__Written problem__:
Wherever the string "Npix" appears in the listing, copy that line.

__Given information__:
▽

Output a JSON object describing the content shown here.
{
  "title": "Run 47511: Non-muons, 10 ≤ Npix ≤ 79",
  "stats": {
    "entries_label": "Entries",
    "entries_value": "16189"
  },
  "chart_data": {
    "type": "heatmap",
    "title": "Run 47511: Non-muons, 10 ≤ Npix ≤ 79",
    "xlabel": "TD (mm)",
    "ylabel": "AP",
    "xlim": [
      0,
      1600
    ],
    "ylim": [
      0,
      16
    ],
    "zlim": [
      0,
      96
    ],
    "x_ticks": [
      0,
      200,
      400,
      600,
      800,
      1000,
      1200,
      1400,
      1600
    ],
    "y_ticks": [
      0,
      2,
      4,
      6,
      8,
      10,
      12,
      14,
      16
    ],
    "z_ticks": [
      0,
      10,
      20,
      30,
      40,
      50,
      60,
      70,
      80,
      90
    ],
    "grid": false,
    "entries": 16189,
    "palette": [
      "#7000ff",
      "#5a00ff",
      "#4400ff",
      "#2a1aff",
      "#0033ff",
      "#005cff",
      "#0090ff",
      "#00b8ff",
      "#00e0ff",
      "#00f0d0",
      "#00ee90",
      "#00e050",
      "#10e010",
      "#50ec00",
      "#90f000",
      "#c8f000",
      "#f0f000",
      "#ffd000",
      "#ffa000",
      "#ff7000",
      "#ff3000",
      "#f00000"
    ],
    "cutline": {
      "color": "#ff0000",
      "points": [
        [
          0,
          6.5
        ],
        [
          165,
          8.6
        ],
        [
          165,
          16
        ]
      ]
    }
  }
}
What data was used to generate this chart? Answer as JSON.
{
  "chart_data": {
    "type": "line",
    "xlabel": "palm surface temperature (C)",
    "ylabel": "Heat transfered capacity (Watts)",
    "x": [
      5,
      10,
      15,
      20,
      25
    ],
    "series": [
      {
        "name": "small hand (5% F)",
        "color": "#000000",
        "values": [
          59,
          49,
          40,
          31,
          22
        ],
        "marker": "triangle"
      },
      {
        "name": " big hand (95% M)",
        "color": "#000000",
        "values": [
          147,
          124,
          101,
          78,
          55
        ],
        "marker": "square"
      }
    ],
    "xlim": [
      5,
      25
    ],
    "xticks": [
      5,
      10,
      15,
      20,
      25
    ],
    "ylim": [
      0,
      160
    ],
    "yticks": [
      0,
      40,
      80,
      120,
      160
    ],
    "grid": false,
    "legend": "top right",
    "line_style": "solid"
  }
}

△

__The completed task__:
  "title": "Run 47511: Non-muons, 10 ≤ Npix ≤ 79",
    "title": "Run 47511: Non-muons, 10 ≤ Npix ≤ 79",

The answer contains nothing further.